* [WRITTEN INSTRUCTION] Work through the data and report how many lines include the string "xlabel", giving the number alone.

┄┄┄┄┄┄┄┄┄┄┄┄┄┄┄┄┄┄┄┄

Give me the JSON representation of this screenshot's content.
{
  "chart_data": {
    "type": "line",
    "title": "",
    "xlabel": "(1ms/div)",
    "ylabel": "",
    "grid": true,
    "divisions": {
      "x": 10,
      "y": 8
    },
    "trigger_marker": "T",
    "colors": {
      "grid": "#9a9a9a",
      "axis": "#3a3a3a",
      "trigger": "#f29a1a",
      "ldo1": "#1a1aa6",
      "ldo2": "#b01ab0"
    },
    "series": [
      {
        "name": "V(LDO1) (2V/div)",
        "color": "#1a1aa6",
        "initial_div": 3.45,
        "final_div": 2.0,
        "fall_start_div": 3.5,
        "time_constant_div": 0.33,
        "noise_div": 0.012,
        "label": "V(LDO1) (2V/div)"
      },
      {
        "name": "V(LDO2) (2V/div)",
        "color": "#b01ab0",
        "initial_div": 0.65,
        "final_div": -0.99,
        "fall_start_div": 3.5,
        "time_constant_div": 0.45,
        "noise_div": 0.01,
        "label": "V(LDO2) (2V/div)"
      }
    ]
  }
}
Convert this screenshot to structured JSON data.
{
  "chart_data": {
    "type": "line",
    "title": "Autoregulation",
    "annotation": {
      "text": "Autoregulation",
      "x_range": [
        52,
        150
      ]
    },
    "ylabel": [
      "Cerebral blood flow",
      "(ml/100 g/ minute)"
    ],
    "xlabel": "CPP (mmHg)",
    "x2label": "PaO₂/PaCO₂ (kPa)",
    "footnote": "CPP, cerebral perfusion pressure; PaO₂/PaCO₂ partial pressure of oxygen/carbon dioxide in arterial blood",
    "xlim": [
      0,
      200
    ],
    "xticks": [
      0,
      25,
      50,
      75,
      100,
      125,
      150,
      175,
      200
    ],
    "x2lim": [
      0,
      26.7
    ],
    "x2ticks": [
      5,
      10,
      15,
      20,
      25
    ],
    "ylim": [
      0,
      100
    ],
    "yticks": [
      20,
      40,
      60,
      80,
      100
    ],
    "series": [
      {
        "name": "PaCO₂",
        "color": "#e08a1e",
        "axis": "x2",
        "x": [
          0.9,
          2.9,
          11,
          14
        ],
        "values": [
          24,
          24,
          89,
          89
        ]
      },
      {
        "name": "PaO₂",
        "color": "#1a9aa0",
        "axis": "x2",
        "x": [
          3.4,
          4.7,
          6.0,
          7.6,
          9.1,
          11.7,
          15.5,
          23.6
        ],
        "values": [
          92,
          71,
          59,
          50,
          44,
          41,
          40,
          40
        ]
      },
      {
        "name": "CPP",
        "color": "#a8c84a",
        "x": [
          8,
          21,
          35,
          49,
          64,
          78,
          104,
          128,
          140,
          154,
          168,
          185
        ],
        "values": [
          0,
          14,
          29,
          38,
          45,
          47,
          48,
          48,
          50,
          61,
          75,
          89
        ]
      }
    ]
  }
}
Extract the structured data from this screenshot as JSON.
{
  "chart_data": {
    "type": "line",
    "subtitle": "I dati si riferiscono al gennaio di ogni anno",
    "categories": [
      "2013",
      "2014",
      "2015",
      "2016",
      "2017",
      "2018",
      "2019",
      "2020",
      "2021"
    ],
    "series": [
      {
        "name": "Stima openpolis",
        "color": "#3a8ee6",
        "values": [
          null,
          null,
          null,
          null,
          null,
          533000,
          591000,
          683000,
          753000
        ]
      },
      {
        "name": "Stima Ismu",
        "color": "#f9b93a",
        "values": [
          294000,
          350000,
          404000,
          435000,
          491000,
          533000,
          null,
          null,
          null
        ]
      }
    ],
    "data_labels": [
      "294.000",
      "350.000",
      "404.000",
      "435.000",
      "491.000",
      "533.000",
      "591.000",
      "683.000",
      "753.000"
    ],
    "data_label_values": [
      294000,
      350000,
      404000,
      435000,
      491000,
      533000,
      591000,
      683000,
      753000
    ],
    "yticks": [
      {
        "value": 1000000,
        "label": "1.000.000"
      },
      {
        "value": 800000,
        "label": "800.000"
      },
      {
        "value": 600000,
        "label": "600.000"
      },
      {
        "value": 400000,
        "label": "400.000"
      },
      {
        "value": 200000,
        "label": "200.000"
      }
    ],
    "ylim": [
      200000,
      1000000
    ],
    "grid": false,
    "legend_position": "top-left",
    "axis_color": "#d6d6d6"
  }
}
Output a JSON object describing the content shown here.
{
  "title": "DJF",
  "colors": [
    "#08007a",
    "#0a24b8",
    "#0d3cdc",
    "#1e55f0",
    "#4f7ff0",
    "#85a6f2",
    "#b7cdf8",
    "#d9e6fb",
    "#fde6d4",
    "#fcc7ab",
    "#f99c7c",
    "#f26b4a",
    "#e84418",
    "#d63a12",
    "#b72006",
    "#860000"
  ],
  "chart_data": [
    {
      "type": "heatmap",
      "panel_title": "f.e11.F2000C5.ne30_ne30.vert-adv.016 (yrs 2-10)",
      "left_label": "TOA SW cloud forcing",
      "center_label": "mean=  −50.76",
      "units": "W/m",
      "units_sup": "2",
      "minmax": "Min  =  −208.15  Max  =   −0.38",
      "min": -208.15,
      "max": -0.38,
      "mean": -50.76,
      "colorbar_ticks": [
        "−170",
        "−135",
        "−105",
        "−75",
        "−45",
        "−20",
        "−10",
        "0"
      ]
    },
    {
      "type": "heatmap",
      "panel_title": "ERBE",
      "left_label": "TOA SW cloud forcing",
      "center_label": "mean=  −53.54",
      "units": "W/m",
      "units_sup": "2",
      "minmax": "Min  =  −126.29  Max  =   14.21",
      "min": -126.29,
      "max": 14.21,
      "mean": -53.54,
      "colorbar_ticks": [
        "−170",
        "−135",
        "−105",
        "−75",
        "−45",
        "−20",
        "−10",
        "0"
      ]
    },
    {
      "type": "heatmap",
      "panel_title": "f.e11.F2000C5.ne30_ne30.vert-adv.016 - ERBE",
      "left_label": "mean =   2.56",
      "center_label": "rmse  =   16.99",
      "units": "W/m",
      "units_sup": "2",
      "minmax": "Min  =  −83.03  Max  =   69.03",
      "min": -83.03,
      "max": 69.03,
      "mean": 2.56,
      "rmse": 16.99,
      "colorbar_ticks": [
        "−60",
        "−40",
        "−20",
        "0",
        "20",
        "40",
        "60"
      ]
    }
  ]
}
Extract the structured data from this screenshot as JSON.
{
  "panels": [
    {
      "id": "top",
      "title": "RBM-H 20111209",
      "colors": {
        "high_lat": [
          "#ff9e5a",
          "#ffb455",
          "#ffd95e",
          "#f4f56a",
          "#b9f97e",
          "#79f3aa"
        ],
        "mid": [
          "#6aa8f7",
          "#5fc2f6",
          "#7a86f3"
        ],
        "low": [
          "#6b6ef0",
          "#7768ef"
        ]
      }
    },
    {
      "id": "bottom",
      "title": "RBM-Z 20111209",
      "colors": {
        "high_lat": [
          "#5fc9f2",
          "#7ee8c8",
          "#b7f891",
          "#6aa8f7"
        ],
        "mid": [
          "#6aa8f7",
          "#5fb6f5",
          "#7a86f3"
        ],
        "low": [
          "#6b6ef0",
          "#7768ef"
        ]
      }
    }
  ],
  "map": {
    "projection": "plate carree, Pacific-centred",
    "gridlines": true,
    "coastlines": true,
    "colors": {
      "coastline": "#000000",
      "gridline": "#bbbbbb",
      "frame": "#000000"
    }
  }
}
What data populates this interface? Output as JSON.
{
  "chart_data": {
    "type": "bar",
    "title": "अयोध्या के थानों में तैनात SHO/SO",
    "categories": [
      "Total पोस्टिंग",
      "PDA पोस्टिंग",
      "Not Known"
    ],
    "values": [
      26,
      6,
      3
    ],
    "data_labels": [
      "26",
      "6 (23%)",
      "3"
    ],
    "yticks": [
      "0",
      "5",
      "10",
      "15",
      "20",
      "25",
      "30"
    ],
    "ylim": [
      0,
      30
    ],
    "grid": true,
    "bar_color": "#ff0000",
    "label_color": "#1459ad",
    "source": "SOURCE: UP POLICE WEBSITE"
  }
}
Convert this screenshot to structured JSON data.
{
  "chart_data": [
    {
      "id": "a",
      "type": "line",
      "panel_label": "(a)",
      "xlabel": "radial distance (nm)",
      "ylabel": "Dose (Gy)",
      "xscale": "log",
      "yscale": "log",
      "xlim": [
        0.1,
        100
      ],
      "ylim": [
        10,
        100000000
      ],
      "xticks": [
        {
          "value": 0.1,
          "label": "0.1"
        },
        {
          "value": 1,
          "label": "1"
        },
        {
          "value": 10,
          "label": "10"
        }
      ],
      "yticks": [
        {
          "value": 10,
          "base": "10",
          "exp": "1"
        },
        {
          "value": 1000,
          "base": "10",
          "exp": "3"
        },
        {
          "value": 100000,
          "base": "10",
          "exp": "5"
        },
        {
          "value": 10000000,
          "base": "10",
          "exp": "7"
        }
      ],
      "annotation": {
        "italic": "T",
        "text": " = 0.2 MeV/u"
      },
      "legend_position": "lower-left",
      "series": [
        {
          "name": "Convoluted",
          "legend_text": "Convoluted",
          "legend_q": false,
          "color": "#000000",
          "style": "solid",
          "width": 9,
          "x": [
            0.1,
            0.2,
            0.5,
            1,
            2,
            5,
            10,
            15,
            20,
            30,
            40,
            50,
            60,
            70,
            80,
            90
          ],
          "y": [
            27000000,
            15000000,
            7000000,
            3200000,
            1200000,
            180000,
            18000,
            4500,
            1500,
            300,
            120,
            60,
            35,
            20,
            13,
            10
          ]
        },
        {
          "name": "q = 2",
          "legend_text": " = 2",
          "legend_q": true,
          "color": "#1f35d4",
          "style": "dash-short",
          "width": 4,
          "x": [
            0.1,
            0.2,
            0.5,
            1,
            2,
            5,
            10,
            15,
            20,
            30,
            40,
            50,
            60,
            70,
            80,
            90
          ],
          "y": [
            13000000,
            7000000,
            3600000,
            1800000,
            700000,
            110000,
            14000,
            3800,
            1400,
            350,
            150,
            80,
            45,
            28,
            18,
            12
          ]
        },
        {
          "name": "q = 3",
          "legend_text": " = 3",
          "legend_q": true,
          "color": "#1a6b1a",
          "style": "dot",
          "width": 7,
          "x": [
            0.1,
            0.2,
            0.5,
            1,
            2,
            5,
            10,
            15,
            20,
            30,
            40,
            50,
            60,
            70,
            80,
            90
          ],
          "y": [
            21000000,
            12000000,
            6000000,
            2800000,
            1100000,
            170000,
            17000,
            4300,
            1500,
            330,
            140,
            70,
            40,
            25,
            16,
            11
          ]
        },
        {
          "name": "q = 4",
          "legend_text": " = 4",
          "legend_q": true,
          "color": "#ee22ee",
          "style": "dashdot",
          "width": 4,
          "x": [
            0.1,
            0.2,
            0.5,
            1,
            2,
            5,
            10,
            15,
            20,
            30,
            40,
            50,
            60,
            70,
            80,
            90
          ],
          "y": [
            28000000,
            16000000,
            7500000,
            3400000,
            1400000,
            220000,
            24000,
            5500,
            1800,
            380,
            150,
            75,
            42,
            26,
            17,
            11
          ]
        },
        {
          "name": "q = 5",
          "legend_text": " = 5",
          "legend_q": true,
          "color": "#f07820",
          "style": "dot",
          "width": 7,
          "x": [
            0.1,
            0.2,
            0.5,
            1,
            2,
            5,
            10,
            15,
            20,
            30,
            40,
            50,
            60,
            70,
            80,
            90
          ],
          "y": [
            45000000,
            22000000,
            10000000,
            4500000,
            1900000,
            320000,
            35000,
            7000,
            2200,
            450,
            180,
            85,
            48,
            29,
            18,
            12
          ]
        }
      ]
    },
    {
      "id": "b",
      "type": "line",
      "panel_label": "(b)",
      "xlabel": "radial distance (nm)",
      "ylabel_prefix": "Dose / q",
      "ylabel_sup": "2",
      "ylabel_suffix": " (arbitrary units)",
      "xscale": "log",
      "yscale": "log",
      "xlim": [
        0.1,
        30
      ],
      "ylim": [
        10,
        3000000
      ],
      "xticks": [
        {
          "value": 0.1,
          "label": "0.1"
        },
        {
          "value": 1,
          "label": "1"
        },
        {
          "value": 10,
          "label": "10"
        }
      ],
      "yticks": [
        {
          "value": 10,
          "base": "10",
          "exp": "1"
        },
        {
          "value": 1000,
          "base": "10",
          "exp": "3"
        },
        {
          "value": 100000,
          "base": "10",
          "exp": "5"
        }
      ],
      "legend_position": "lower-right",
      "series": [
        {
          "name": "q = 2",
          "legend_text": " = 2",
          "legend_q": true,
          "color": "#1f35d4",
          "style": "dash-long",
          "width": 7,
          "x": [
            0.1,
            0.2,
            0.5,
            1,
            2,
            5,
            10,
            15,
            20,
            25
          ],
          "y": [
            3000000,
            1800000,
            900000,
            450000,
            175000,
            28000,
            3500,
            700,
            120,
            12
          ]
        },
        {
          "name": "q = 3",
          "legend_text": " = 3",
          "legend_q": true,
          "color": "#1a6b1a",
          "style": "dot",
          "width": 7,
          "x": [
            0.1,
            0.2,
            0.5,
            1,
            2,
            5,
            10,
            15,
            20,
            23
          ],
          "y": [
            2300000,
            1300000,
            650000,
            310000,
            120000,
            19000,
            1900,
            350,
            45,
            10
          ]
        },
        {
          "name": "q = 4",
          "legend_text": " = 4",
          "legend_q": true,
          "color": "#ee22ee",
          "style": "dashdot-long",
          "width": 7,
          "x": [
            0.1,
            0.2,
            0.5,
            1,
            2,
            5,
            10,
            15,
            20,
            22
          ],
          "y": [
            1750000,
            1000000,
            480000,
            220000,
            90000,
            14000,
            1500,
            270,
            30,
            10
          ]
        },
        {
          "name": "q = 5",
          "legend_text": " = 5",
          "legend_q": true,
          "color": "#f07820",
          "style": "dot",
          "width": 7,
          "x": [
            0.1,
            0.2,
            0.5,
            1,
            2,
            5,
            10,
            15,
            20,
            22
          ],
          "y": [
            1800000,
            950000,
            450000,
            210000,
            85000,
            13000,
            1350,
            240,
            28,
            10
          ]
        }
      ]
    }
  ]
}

┄┄┄┄┄┄┄┄┄┄┄┄┄┄┄┄┄┄┄┄

* [RESPONSE TO THIS TASK] 4